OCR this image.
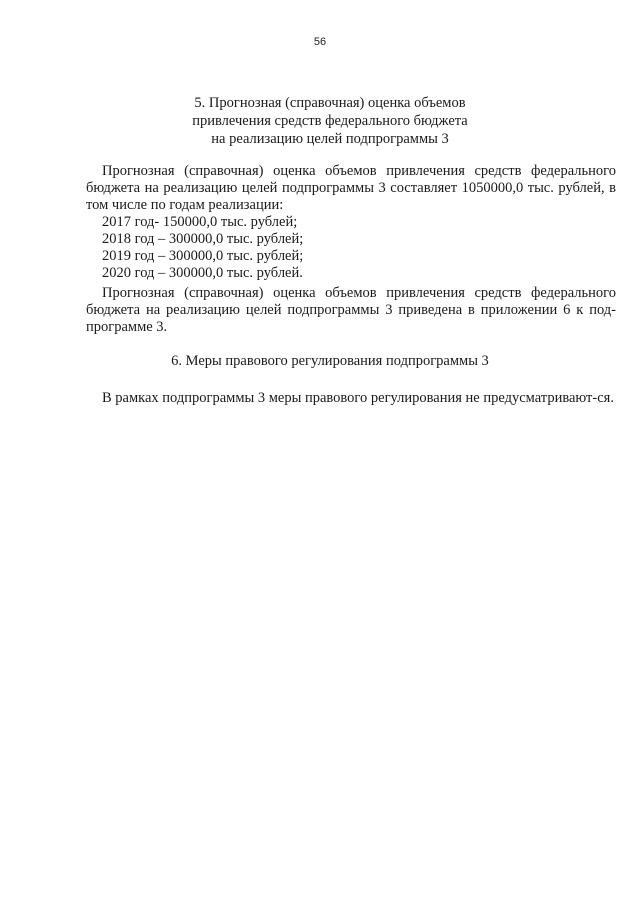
56
5. Прогнозная (справочная) оценка объемов
привлечения средств федерального бюджета
на реализацию целей подпрограммы 3

Прогнозная (справочная) оценка объемов привлечения средств федерального бюджета на реализацию целей подпрограммы 3 составляет 1050000,0 тыс. рублей, в том числе по годам реализации:

2017 год- 150000,0 тыс. рублей;
2018 год – 300000,0 тыс. рублей;
2019 год – 300000,0 тыс. рублей;
2020 год – 300000,0 тыс. рублей.

Прогнозная (справочная) оценка объемов привлечения средств федерального бюджета на реализацию целей подпрограммы 3 приведена в приложении 6 к под-программе 3.

6. Меры правового регулирования подпрограммы 3

В рамках подпрограммы 3 меры правового регулирования не предусматривают-ся.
◇ ◇ ◇ ◇
→ Short problem:
Search the data for the word "справочная" and copy each line where it appears.

→ The response:
5. Прогнозная (справочная) оценка объемов
Прогнозная (справочная) оценка объемов привлечения средств федерального бюджета на реализацию целей подпрограммы 3 составляет 1050000,0 тыс. рублей, в том числе по годам реализации:
Прогнозная (справочная) оценка объемов привлечения средств федерального бюджета на реализацию целей подпрограммы 3 приведена в приложении 6 к под-программе 3.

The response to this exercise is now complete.